Dataset rows
──────
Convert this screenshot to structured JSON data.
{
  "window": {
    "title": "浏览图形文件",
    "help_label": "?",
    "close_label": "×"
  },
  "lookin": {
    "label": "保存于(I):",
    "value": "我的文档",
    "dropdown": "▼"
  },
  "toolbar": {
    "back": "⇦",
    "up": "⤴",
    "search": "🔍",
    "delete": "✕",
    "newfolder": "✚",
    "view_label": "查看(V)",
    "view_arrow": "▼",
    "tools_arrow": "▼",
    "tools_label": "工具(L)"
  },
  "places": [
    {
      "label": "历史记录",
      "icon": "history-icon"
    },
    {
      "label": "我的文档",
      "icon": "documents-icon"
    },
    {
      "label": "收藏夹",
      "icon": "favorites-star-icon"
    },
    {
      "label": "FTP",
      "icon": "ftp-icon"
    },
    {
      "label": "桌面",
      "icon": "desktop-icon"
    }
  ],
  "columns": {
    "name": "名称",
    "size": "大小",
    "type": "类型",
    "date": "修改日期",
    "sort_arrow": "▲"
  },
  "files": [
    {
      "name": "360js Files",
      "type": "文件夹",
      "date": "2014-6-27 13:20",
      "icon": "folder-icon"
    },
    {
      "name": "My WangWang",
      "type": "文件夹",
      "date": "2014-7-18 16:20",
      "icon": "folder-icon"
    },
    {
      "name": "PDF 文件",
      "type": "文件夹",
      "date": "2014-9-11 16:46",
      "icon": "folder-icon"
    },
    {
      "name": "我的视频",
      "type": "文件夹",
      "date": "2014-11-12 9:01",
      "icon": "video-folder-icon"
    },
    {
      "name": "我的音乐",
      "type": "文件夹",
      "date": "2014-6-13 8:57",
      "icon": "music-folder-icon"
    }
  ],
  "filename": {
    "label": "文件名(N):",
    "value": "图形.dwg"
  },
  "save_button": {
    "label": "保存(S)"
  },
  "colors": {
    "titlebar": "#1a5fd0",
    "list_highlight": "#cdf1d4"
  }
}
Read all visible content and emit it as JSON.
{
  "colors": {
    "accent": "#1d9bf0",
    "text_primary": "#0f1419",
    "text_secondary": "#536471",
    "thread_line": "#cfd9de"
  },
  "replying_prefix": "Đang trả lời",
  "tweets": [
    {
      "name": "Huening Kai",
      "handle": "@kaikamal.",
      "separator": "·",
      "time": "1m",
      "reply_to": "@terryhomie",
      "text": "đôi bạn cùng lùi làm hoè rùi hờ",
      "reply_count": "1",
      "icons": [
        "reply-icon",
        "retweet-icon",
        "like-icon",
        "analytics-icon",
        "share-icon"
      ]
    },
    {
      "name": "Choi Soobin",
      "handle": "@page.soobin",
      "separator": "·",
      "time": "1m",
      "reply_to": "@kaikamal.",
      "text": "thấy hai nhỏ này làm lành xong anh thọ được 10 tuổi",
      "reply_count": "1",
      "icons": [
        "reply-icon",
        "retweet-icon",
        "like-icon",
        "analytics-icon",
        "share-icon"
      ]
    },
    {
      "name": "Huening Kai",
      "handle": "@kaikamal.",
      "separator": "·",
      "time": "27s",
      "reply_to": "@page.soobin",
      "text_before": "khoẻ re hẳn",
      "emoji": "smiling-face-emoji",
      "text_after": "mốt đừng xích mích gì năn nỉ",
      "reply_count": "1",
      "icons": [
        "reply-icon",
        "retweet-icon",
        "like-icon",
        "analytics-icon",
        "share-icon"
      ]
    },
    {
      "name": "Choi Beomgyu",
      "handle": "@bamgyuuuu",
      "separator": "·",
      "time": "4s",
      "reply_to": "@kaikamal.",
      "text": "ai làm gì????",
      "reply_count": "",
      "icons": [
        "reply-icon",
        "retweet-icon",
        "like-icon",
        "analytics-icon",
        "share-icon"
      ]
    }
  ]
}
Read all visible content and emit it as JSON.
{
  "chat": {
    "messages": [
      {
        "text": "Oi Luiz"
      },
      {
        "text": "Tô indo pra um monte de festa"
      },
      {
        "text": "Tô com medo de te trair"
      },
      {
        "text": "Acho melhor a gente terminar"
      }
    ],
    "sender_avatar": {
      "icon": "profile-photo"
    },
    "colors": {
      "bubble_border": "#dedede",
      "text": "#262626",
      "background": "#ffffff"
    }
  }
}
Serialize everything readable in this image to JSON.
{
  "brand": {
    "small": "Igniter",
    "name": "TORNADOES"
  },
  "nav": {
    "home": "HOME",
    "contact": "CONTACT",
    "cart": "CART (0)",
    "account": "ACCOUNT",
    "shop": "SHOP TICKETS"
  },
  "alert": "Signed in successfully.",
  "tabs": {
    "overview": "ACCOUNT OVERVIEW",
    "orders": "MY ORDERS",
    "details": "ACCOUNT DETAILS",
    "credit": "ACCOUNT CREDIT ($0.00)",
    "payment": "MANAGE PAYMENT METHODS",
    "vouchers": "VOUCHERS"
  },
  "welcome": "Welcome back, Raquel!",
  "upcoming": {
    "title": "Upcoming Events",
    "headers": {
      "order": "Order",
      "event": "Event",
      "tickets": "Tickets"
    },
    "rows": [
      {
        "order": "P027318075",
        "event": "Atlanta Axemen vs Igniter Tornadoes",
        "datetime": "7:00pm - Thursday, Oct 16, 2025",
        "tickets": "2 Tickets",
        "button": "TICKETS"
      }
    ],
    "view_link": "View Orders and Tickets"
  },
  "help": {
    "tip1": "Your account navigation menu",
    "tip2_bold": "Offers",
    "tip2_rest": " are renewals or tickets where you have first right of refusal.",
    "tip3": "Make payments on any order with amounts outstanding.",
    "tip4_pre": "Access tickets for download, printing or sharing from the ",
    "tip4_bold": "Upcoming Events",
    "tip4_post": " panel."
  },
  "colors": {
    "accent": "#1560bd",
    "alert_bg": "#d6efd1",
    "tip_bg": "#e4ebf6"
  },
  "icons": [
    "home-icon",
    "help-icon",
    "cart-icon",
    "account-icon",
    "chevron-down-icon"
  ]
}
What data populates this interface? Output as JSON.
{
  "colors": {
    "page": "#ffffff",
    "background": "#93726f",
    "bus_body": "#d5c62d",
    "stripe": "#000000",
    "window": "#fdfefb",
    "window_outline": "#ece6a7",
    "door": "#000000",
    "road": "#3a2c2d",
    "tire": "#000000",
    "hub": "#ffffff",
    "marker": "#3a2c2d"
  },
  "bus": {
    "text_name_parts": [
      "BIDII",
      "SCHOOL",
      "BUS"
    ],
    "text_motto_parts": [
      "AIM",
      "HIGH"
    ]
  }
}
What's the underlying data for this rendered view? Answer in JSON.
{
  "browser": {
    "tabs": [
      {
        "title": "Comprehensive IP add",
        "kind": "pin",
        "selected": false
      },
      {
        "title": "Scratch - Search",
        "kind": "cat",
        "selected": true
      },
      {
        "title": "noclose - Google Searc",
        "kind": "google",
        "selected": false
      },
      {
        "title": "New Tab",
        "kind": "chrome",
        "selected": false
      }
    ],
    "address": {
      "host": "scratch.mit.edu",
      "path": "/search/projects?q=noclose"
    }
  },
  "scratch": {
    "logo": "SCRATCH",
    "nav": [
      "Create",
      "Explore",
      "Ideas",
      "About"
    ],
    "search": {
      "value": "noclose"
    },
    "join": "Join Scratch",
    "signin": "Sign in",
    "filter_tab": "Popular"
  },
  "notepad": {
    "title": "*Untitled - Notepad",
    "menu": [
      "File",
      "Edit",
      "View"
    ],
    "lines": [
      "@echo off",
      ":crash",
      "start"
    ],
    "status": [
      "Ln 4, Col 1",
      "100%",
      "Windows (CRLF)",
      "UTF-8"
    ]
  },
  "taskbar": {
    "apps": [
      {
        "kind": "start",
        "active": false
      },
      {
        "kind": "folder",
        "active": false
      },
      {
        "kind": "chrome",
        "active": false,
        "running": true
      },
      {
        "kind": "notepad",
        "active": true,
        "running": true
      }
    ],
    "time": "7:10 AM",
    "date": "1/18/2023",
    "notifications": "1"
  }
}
──────
Task statement —
Set out every line from the material that contains the string "handle".

Task result —
      "handle": "@kaikamal.",
      "handle": "@page.soobin",
      "handle": "@kaikamal.",
      "handle": "@bamgyuuuu",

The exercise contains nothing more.